____ Stored records
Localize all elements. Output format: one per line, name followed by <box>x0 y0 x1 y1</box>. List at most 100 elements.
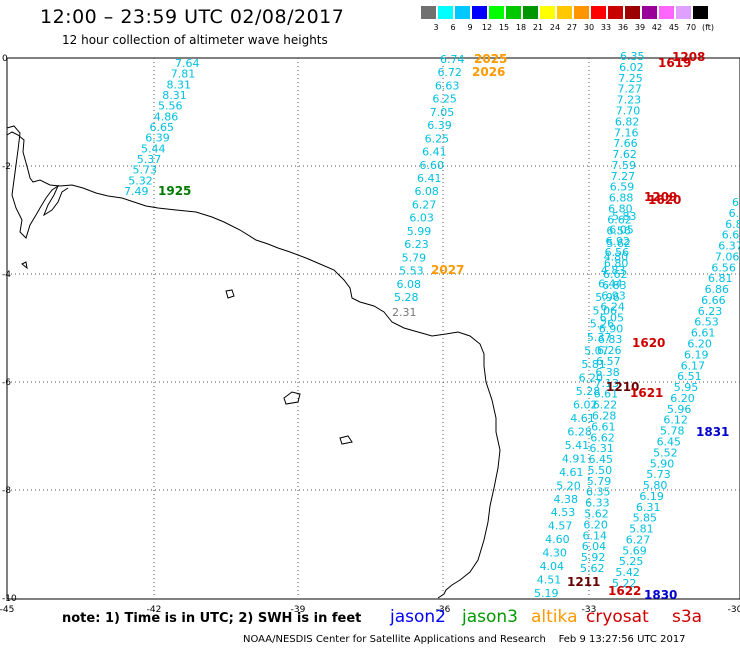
pass-time-label: 1830 <box>644 588 677 602</box>
coastline <box>6 131 501 599</box>
wave-height-value: 5.62 <box>606 237 631 250</box>
wave-height-value: 6.31 <box>636 501 661 514</box>
colorbar-swatch <box>693 6 708 19</box>
x-tick-label: -30 <box>728 605 740 615</box>
wave-height-value: 4.04 <box>540 560 565 573</box>
wave-height-value: 6.23 <box>698 305 723 318</box>
wave-height-value: 7.06 <box>715 250 740 263</box>
island-1 <box>225 289 235 299</box>
wave-height-value: 6.60 <box>420 159 445 172</box>
wave-height-value: 5.37 <box>137 153 162 166</box>
wave-height-value: 6.86 <box>705 283 730 296</box>
colorbar-label: 36 <box>617 23 629 32</box>
wave-height-value: 6.20 <box>583 518 608 531</box>
wave-height-value: 4.57 <box>548 520 573 533</box>
colorbar-label: 30 <box>583 23 595 32</box>
wave-height-value: 7.81 <box>171 68 196 81</box>
wave-height-value: 6.61 <box>732 196 740 209</box>
colorbar-label: 24 <box>549 23 561 32</box>
wave-height-value: 6.56 <box>606 224 631 237</box>
pass-time-label: 1620 <box>632 336 665 350</box>
pass-time-label: 1210 <box>606 380 639 394</box>
wave-height-value: 6.87 <box>725 218 740 231</box>
x-tick-label: -45 <box>0 605 14 615</box>
wave-height-value: 7.27 <box>617 83 642 96</box>
wave-height-value: 6.74 <box>440 53 465 66</box>
wave-height-value: 6.27 <box>626 533 651 546</box>
x-tick-label: -42 <box>147 605 162 615</box>
legend-item-jason2: jason2 <box>390 607 446 627</box>
y-tick-label: -10 <box>2 594 17 604</box>
wave-height-value: 6.20 <box>670 392 695 405</box>
colorbar-label: 9 <box>467 23 473 32</box>
wave-height-value: 5.81 <box>629 523 654 536</box>
wave-height-value: 5.96 <box>667 403 692 416</box>
island-3 <box>339 435 353 445</box>
wave-height-value: 6.93 <box>601 290 626 303</box>
wave-height-value: 6.59 <box>610 181 635 194</box>
wave-height-value: 6.41 <box>422 146 447 159</box>
colorbar-swatch <box>591 6 606 19</box>
wave-height-value: 8.31 <box>167 78 192 91</box>
colorbar-swatch <box>676 6 691 19</box>
wave-height-value: 5.81 <box>581 358 606 371</box>
wave-height-value: 5.37 <box>587 331 612 344</box>
colorbar-swatch <box>540 6 555 19</box>
wave-height-value: 6.19 <box>684 348 709 361</box>
wave-height-value: 6.51 <box>677 370 702 383</box>
colorbar-label: 6 <box>450 23 456 32</box>
pass-time-label: 1620 <box>648 193 681 207</box>
colorbar-label: 3 <box>433 23 439 32</box>
wave-height-value: 6.61 <box>594 388 619 401</box>
wave-height-value: 4.80 <box>604 250 629 263</box>
wave-height-value: 5.95 <box>674 381 699 394</box>
wave-height-value: 6.02 <box>619 61 644 74</box>
y-tick-label: -6 <box>2 378 11 388</box>
wave-height-value: 6.83 <box>602 279 627 292</box>
wave-height-value: 6.37 <box>718 240 740 253</box>
colorbar-label: 39 <box>634 23 646 32</box>
wave-height-value: 5.22 <box>612 577 637 590</box>
wave-height-value: 7.23 <box>617 94 642 107</box>
colorbar-label: 12 <box>481 23 493 32</box>
wave-height-value: 7.27 <box>611 170 636 183</box>
wave-height-value: 5.96 <box>595 291 620 304</box>
wave-height-value: 4.86 <box>154 110 179 123</box>
wave-height-value: 4.61 <box>559 466 584 479</box>
wave-height-value: 5.62 <box>584 508 609 521</box>
x-tick-label: -33 <box>582 605 597 615</box>
wave-height-value: 4.53 <box>551 506 576 519</box>
legend-item-s3a: s3a <box>672 607 703 627</box>
colorbar-swatch <box>523 6 538 19</box>
wave-height-value: 6.62 <box>590 431 615 444</box>
colorbar-label: (ft) <box>701 23 715 32</box>
colorbar-label: 42 <box>651 23 663 32</box>
footer-agency: NOAA/NESDIS Center for Satellite Applica… <box>243 634 546 645</box>
wave-height-value: 6.66 <box>701 294 726 307</box>
altimeter-track-values: 7.647.818.318.315.564.866.656.395.445.37… <box>124 50 740 602</box>
wave-height-value: 6.72 <box>437 66 462 79</box>
island-2 <box>283 391 301 405</box>
wave-height-value: 6.56 <box>605 246 630 259</box>
wave-height-value: 6.62 <box>607 213 632 226</box>
tick-labels: -45 -42 -39 -36 -33 -30 0 -2 -4 -6 -8 -10 <box>0 54 740 615</box>
wave-height-value: 5.06 <box>593 304 618 317</box>
wave-height-value: 5.62 <box>580 562 605 575</box>
colorbar-label: 18 <box>515 23 527 32</box>
wave-height-value: 6.20 <box>687 338 712 351</box>
wave-height-value: 6.25 <box>425 132 450 145</box>
wave-height-value: 6.12 <box>663 414 688 427</box>
wave-height-value: 5.56 <box>158 100 183 113</box>
wave-height-value: 6.83 <box>598 333 623 346</box>
wave-height-value: 7.62 <box>612 148 637 161</box>
wave-height-value: 6.33 <box>585 497 610 510</box>
wave-height-value: 5.85 <box>633 512 658 525</box>
wave-height-value: 5.41 <box>565 439 590 452</box>
pass-time-label: 1619 <box>658 56 691 70</box>
wave-height-value: 2.31 <box>392 306 417 319</box>
wave-height-value: 4.60 <box>545 533 570 546</box>
colorbar-swatch <box>438 6 453 19</box>
pass-time-label: 1925 <box>158 184 191 198</box>
wave-height-value: 7.13 <box>594 377 619 390</box>
wave-height-value: 6.53 <box>694 316 719 329</box>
________
[Work to be completed] Please revise the stretch of the data from the line containing "pass-time-label: 1830 <box>644" through the line containing "x-tick-label: -30 <box>728 605 740 615</box>", replacing "coastline" with "shoreline" and changing nothing else. Return only those lines.

[Exercise solution]
pass-time-label: 1830 <box>644 588 677 602</box>
shoreline <box>6 131 501 599</box>
wave-height-value: 5.62 <box>606 237 631 250</box>
wave-height-value: 6.31 <box>636 501 661 514</box>
colorbar-swatch <box>693 6 708 19</box>
x-tick-label: -30 <box>728 605 740 615</box>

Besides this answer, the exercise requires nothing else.